• Data to process:
——————————

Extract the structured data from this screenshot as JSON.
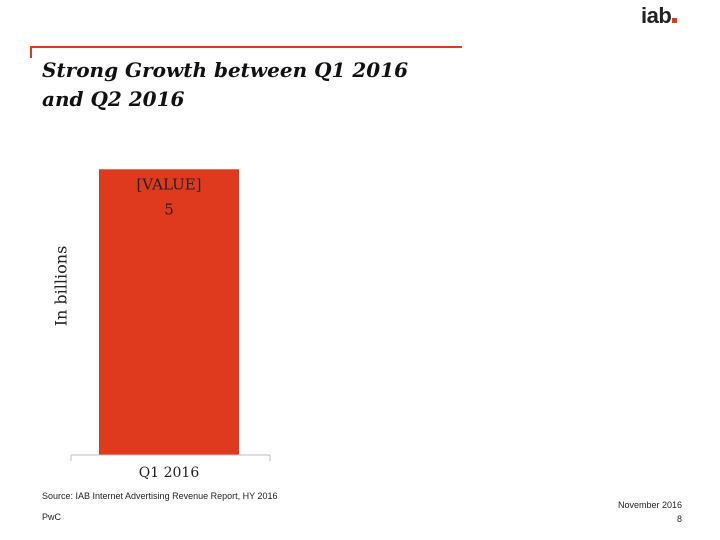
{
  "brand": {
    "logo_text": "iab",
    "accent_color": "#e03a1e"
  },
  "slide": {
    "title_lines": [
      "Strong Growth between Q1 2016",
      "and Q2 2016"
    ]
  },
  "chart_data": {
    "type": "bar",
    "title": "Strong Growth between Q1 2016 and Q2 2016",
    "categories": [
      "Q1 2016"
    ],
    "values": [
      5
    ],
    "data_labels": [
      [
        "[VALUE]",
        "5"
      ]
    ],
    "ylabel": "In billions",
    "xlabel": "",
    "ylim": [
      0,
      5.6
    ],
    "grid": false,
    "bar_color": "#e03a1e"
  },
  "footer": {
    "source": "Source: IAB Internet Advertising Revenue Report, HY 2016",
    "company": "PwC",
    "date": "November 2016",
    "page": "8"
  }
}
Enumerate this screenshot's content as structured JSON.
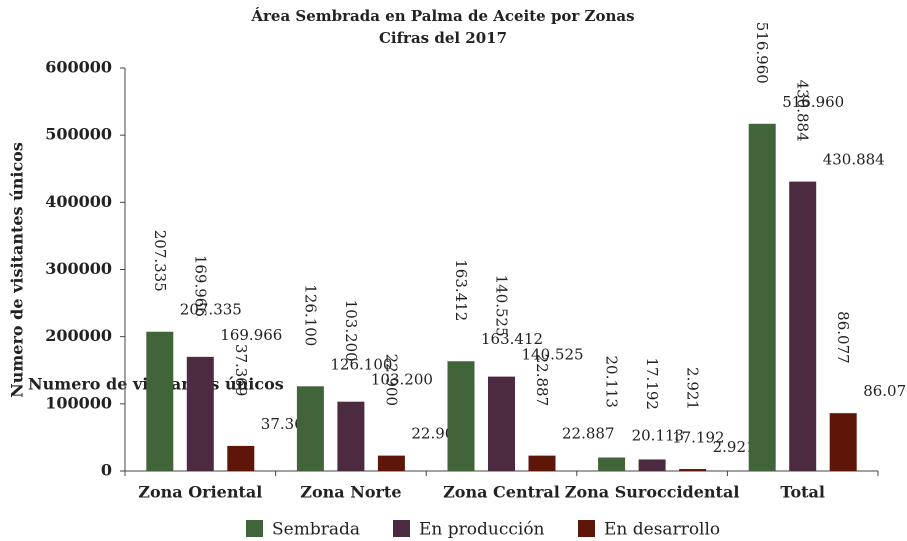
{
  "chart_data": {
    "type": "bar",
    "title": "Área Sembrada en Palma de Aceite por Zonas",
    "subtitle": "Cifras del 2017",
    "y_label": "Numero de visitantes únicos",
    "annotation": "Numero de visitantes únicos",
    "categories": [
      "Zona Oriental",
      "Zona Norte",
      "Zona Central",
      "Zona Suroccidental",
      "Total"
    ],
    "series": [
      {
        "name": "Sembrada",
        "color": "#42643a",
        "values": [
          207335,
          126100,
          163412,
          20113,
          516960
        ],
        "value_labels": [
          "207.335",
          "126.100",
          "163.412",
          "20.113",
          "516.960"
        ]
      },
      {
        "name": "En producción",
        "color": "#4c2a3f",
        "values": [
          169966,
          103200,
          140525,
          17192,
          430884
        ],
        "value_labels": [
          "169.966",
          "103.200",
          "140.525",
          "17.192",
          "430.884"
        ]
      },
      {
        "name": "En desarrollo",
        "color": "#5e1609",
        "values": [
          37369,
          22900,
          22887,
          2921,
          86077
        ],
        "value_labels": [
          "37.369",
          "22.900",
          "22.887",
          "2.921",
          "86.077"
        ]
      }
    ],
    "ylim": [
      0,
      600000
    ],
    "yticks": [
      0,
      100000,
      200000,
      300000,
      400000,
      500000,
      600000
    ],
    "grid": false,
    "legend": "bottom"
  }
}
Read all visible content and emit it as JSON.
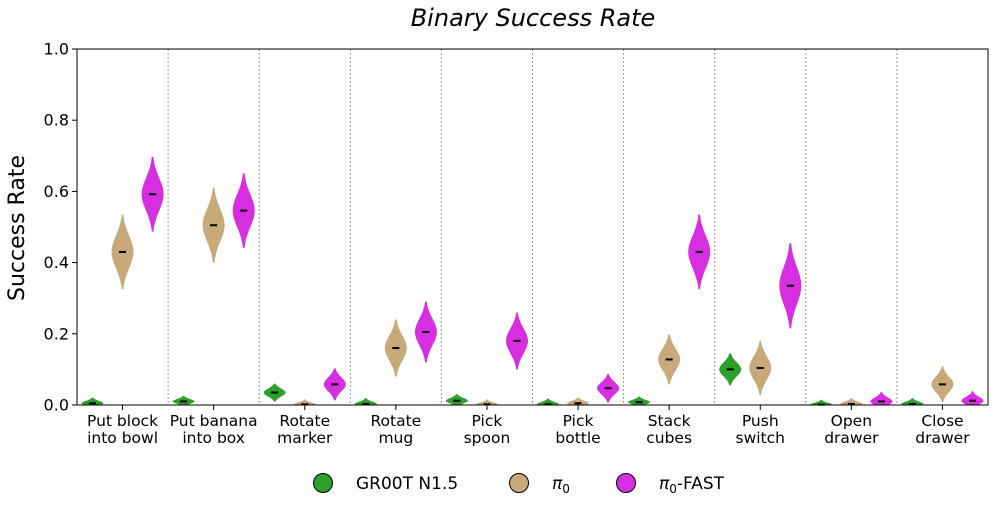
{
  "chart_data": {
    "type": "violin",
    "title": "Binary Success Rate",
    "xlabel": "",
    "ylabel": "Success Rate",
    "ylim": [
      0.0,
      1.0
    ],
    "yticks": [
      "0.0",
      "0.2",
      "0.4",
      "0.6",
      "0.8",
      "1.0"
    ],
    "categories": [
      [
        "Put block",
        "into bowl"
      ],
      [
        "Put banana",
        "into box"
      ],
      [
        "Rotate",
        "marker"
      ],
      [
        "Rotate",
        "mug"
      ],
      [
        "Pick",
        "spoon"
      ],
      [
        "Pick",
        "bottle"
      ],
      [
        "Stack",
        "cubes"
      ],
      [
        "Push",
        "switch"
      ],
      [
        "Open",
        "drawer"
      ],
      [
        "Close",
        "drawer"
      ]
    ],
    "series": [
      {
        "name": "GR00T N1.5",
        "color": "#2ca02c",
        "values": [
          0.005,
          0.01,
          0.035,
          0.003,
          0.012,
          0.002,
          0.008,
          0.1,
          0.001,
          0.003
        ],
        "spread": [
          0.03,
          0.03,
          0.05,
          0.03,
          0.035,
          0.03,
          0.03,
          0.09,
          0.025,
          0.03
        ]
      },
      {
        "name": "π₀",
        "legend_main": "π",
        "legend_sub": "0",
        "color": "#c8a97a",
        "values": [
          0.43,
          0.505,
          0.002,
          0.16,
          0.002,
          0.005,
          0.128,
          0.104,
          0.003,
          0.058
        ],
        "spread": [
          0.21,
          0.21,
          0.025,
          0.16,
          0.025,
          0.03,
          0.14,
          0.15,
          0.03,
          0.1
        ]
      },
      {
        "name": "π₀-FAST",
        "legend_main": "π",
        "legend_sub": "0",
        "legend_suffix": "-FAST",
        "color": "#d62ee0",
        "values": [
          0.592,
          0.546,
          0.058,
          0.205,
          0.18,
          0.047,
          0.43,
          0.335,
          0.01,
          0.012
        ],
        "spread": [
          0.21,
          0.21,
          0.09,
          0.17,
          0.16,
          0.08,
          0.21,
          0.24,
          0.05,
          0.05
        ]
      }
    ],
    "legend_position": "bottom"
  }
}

——————————

• Task to carry out:
Set down every entry word for word, but omit the pictures.

• Complete answer:
Extract the structured data from this screenshot as JSON.
{
  "brand": {
    "logo_text": "iab",
    "accent_color": "#e03a1e"
  },
  "slide": {
    "title_lines": [
      "Strong Growth between Q1 2016",
      "and Q2 2016"
    ]
  },
  "chart_data": {
    "type": "bar",
    "title": "Strong Growth between Q1 2016 and Q2 2016",
    "categories": [
      "Q1 2016"
    ],
    "values": [
      5
    ],
    "data_labels": [
      [
        "[VALUE]",
        "5"
      ]
    ],
    "ylabel": "In billions",
    "xlabel": "",
    "ylim": [
      0,
      5.6
    ],
    "grid": false,
    "bar_color": "#e03a1e"
  },
  "footer": {
    "source": "Source: IAB Internet Advertising Revenue Report, HY 2016",
    "company": "PwC",
    "date": "November 2016",
    "page": "8"
  }
}
Enumerate this screenshot's content as structured JSON.
{
  "chart_data": {
    "type": "bar",
    "title": "Área Sembrada en Palma de Aceite por Zonas",
    "subtitle": "Cifras del 2017",
    "y_label": "Numero de visitantes únicos",
    "annotation": "Numero de visitantes únicos",
    "categories": [
      "Zona Oriental",
      "Zona Norte",
      "Zona Central",
      "Zona Suroccidental",
      "Total"
    ],
    "series": [
      {
        "name": "Sembrada",
        "color": "#42643a",
        "values": [
          207335,
          126100,
          163412,
          20113,
          516960
        ],
        "value_labels": [
          "207.335",
          "126.100",
          "163.412",
          "20.113",
          "516.960"
        ]
      },
      {
        "name": "En producción",
        "color": "#4c2a3f",
        "values": [
          169966,
          103200,
          140525,
          17192,
          430884
        ],
        "value_labels": [
          "169.966",
          "103.200",
          "140.525",
          "17.192",
          "430.884"
        ]
      },
      {
        "name": "En desarrollo",
        "color": "#5e1609",
        "values": [
          37369,
          22900,
          22887,
          2921,
          86077
        ],
        "value_labels": [
          "37.369",
          "22.900",
          "22.887",
          "2.921",
          "86.077"
        ]
      }
    ],
    "ylim": [
      0,
      600000
    ],
    "yticks": [
      0,
      100000,
      200000,
      300000,
      400000,
      500000,
      600000
    ],
    "grid": false,
    "legend": "bottom"
  }
}
Read all visible content and emit it as JSON.
{
  "chart_data": {
    "type": "violin",
    "title": "Binary Success Rate",
    "xlabel": "",
    "ylabel": "Success Rate",
    "ylim": [
      0.0,
      1.0
    ],
    "yticks": [
      "0.0",
      "0.2",
      "0.4",
      "0.6",
      "0.8",
      "1.0"
    ],
    "categories": [
      [
        "Put block",
        "into bowl"
      ],
      [
        "Put banana",
        "into box"
      ],
      [
        "Rotate",
        "marker"
      ],
      [
        "Rotate",
        "mug"
      ],
      [
        "Pick",
        "spoon"
      ],
      [
        "Pick",
        "bottle"
      ],
      [
        "Stack",
        "cubes"
      ],
      [
        "Push",
        "switch"
      ],
      [
        "Open",
        "drawer"
      ],
      [
        "Close",
        "drawer"
      ]
    ],
    "series": [
      {
        "name": "GR00T N1.5",
        "color": "#2ca02c",
        "values": [
          0.005,
          0.01,
          0.035,
          0.003,
          0.012,
          0.002,
          0.008,
          0.1,
          0.001,
          0.003
        ],
        "spread": [
          0.03,
          0.03,
          0.05,
          0.03,
          0.035,
          0.03,
          0.03,
          0.09,
          0.025,
          0.03
        ]
      },
      {
        "name": "π₀",
        "legend_main": "π",
        "legend_sub": "0",
        "color": "#c8a97a",
        "values": [
          0.43,
          0.505,
          0.002,
          0.16,
          0.002,
          0.005,
          0.128,
          0.104,
          0.003,
          0.058
        ],
        "spread": [
          0.21,
          0.21,
          0.025,
          0.16,
          0.025,
          0.03,
          0.14,
          0.15,
          0.03,
          0.1
        ]
      },
      {
        "name": "π₀-FAST",
        "legend_main": "π",
        "legend_sub": "0",
        "legend_suffix": "-FAST",
        "color": "#d62ee0",
        "values": [
          0.592,
          0.546,
          0.058,
          0.205,
          0.18,
          0.047,
          0.43,
          0.335,
          0.01,
          0.012
        ],
        "spread": [
          0.21,
          0.21,
          0.09,
          0.17,
          0.16,
          0.08,
          0.21,
          0.24,
          0.05,
          0.05
        ]
      }
    ],
    "legend_position": "bottom"
  }
}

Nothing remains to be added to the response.